> **Do this**
Copy out all lines that carry the word "document".

> **Provided data**
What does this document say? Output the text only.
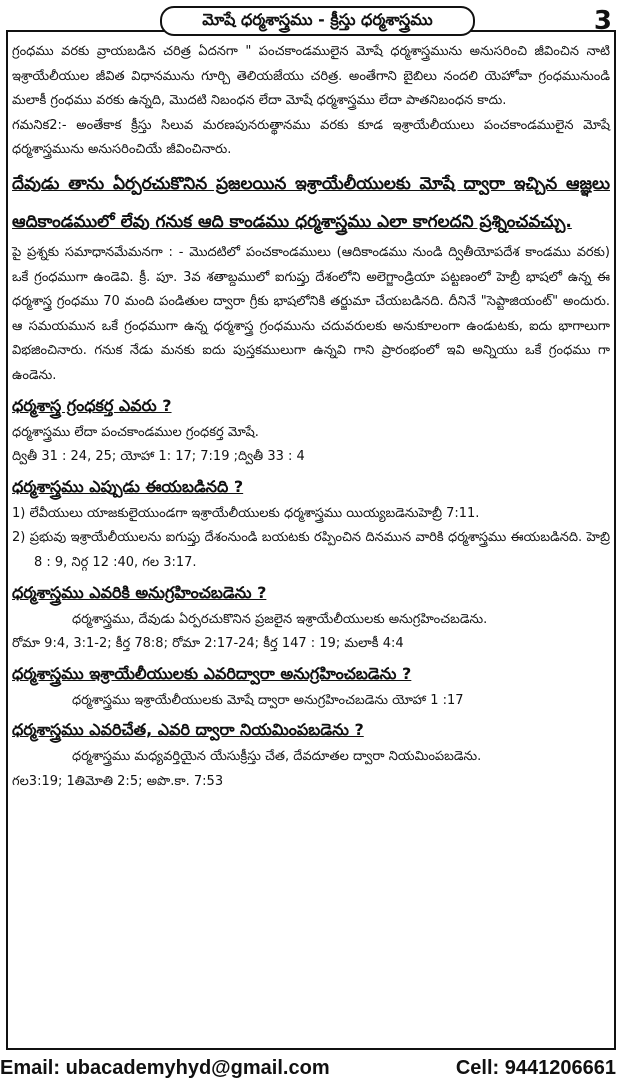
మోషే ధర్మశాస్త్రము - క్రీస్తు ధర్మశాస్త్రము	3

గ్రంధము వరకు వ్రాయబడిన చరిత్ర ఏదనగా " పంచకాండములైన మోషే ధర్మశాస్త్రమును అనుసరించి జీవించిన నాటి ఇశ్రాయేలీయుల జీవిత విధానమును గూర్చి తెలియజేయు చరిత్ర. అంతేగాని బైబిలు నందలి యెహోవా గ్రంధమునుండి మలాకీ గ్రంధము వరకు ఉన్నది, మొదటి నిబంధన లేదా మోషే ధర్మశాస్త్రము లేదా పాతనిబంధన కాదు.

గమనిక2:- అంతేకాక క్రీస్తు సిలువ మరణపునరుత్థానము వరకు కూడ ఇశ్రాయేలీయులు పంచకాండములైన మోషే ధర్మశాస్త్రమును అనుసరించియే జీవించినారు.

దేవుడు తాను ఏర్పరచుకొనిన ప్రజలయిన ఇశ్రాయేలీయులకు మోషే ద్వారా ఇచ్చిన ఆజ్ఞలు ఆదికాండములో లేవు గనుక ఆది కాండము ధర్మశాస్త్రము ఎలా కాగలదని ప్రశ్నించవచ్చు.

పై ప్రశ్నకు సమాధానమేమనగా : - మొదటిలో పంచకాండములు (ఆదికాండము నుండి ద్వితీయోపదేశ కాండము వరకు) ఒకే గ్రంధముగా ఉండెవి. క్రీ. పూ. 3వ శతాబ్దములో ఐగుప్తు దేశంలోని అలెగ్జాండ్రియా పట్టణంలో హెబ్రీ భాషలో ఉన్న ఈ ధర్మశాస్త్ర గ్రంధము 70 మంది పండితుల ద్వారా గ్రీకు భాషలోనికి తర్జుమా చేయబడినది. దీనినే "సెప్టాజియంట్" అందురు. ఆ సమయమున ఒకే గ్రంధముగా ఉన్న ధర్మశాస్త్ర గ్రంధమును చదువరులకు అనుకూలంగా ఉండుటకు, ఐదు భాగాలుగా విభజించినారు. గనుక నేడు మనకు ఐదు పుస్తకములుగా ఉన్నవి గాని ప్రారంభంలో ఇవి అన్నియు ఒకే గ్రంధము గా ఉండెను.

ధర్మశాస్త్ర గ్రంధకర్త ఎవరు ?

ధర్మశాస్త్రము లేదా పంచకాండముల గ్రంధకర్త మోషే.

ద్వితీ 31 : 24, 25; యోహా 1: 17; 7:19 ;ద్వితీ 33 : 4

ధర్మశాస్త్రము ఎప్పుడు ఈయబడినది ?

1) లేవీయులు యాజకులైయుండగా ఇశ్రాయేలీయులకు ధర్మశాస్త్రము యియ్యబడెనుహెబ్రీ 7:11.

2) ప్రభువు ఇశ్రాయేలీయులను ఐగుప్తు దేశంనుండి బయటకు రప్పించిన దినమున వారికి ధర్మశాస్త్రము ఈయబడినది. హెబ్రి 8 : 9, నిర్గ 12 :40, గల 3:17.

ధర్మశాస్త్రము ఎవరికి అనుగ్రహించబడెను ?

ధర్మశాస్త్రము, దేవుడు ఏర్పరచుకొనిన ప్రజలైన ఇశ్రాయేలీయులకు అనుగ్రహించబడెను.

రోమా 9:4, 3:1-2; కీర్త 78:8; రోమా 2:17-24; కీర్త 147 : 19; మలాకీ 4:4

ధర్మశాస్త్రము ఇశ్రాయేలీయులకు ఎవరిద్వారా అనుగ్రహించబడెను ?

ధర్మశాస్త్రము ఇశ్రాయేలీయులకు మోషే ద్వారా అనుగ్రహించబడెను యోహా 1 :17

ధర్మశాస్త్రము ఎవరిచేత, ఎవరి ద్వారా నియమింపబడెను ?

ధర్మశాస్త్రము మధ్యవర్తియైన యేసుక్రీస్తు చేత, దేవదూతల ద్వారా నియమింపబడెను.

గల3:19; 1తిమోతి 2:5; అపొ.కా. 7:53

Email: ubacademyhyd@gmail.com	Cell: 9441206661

* * *

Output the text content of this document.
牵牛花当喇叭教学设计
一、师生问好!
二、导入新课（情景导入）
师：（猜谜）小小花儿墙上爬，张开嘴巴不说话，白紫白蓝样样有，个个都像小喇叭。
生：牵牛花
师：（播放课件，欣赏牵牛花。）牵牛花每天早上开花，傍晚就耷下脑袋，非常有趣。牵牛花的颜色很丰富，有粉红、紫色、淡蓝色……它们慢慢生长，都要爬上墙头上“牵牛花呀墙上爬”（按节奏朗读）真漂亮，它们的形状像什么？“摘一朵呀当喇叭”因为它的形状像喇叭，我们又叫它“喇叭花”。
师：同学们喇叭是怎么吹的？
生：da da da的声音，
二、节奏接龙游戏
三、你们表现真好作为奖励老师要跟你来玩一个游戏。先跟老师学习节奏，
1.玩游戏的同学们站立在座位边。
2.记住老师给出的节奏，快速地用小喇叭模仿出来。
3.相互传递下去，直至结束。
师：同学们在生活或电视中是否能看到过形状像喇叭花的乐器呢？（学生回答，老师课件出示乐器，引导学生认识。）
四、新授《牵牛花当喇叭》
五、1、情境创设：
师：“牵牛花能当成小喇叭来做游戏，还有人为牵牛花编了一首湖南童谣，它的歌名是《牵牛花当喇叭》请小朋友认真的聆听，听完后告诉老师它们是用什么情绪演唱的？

> **Solution to this problem**
What does this document say? Output the text only.
Output the text content of this document.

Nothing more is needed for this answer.